● **Task directions**
Every record should be written out exactly, with the pictures left out.

━━━━━━━━

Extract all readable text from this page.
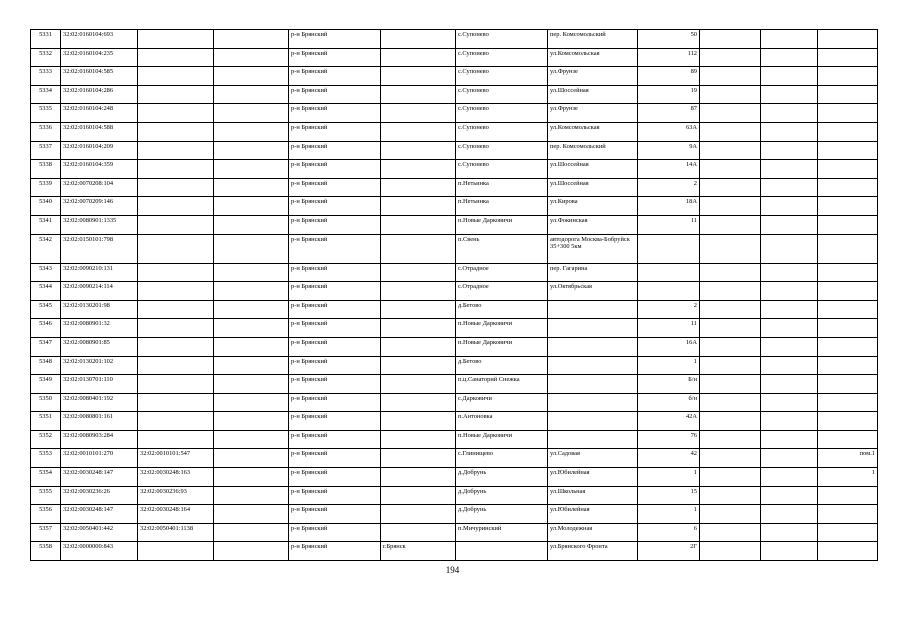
5331	32:02:0160104:693			р-н Брянский		с.Супонево	пер. Комсомольский	50			
5332	32:02:0160104:235			р-н Брянский		с.Супонево	ул.Комсомольская	112			
5333	32:02:0160104:585			р-н Брянский		с.Супонево	ул.Фрунзе	89			
5334	32:02:0160104:286			р-н Брянский		с.Супонево	ул.Шоссейная	19			
5335	32:02:0160104:248			р-н Брянский		с.Супонево	ул.Фрунзе	87			
5336	32:02:0160104:588			р-н Брянский		с.Супонево	ул.Комсомольская	63А			
5337	32:02:0160104:209			р-н Брянский		с.Супонево	пер. Комсомольский	9А			
5338	32:02:0160104:359			р-н Брянский		с.Супонево	ул.Шоссейная	14А			
5339	32:02:0070208:104			р-н Брянский		п.Нетьинка	ул.Шоссейная	2			
5340	32:02:0070209:146			р-н Брянский		п.Нетьинка	ул.Кирова	18А			
5341	32:02:0080901:1335			р-н Брянский		п.Новые Дарковичи	ул.Фокинская	11			
5342	32:02:0150101:798			р-н Брянский		п.Свень	автодорога Москва-Бобруйск 35+300 5км				
5343	32:02:0090210:131			р-н Брянский		с.Отрадное	пер. Гагарина				
5344	32:02:0090214:114			р-н Брянский		с.Отрадное	ул.Октябрьская				
5345	32:02:0130201:98			р-н Брянский		д.Бетово		2			
5346	32:02:0080901:32			р-н Брянский		п.Новые Дарковичи		11			
5347	32:02:0080901:85			р-н Брянский		п.Новые Дарковичи		16А			
5348	32:02:0130201:102			р-н Брянский		д.Бетово		1			
5349	32:02:0130701:110			р-н Брянский		п.ц.Санаторий Снежка		Б/н			
5350	32:02:0080401:192			р-н Брянский		с.Дарковичи		б/н			
5351	32:02:0080801:161			р-н Брянский		п.Антоновка		42А			
5352	32:02:0080903:284			р-н Брянский		п.Новые Дарковичи		76			
5353	32:02:0010101:270	32:02:0010101:547		р-н Брянский		с.Глинищево	ул.Садовая	42			пом.1
5354	32:02:0030248:147	32:02:0030248:163		р-н Брянский		д.Добрунь	ул.Юбилейная	1			1
5355	32:02:0030236:26	32:02:0030236:93		р-н Брянский		д.Добрунь	ул.Школьная	15			
5356	32:02:0030248:147	32:02:0030248:164		р-н Брянский		д.Добрунь	ул.Юбилейная	1			
5357	32:02:0050401:442	32:02:0050401:1138		р-н Брянский		п.Мичуринский	ул.Молодежная	6			
5358	32:02:0000000:843			р-н Брянский	г.Брянск		ул.Брянского Фронта	2Г			
194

━━━━━━━━

● **Result below**
Extract all readable text from this page.
5331	32:02:0160104:693			р-н Брянский		с.Супонево	пер. Комсомольский	50			
5332	32:02:0160104:235			р-н Брянский		с.Супонево	ул.Комсомольская	112			
5333	32:02:0160104:585			р-н Брянский		с.Супонево	ул.Фрунзе	89			
5334	32:02:0160104:286			р-н Брянский		с.Супонево	ул.Шоссейная	19			
5335	32:02:0160104:248			р-н Брянский		с.Супонево	ул.Фрунзе	87			
5336	32:02:0160104:588			р-н Брянский		с.Супонево	ул.Комсомольская	63А			
5337	32:02:0160104:209			р-н Брянский		с.Супонево	пер. Комсомольский	9А			
5338	32:02:0160104:359			р-н Брянский		с.Супонево	ул.Шоссейная	14А			
5339	32:02:0070208:104			р-н Брянский		п.Нетьинка	ул.Шоссейная	2			
5340	32:02:0070209:146			р-н Брянский		п.Нетьинка	ул.Кирова	18А			
5341	32:02:0080901:1335			р-н Брянский		п.Новые Дарковичи	ул.Фокинская	11			
5342	32:02:0150101:798			р-н Брянский		п.Свень	автодорога Москва-Бобруйск 35+300 5км				
5343	32:02:0090210:131			р-н Брянский		с.Отрадное	пер. Гагарина				
5344	32:02:0090214:114			р-н Брянский		с.Отрадное	ул.Октябрьская				
5345	32:02:0130201:98			р-н Брянский		д.Бетово		2			
5346	32:02:0080901:32			р-н Брянский		п.Новые Дарковичи		11			
5347	32:02:0080901:85			р-н Брянский		п.Новые Дарковичи		16А			
5348	32:02:0130201:102			р-н Брянский		д.Бетово		1			
5349	32:02:0130701:110			р-н Брянский		п.ц.Санаторий Снежка		Б/н			
5350	32:02:0080401:192			р-н Брянский		с.Дарковичи		б/н			
5351	32:02:0080801:161			р-н Брянский		п.Антоновка		42А			
5352	32:02:0080903:284			р-н Брянский		п.Новые Дарковичи		76			
5353	32:02:0010101:270	32:02:0010101:547		р-н Брянский		с.Глинищево	ул.Садовая	42			пом.1
5354	32:02:0030248:147	32:02:0030248:163		р-н Брянский		д.Добрунь	ул.Юбилейная	1			1
5355	32:02:0030236:26	32:02:0030236:93		р-н Брянский		д.Добрунь	ул.Школьная	15			
5356	32:02:0030248:147	32:02:0030248:164		р-н Брянский		д.Добрунь	ул.Юбилейная	1			
5357	32:02:0050401:442	32:02:0050401:1138		р-н Брянский		п.Мичуринский	ул.Молодежная	6			
5358	32:02:0000000:843			р-н Брянский	г.Брянск		ул.Брянского Фронта	2Г			
194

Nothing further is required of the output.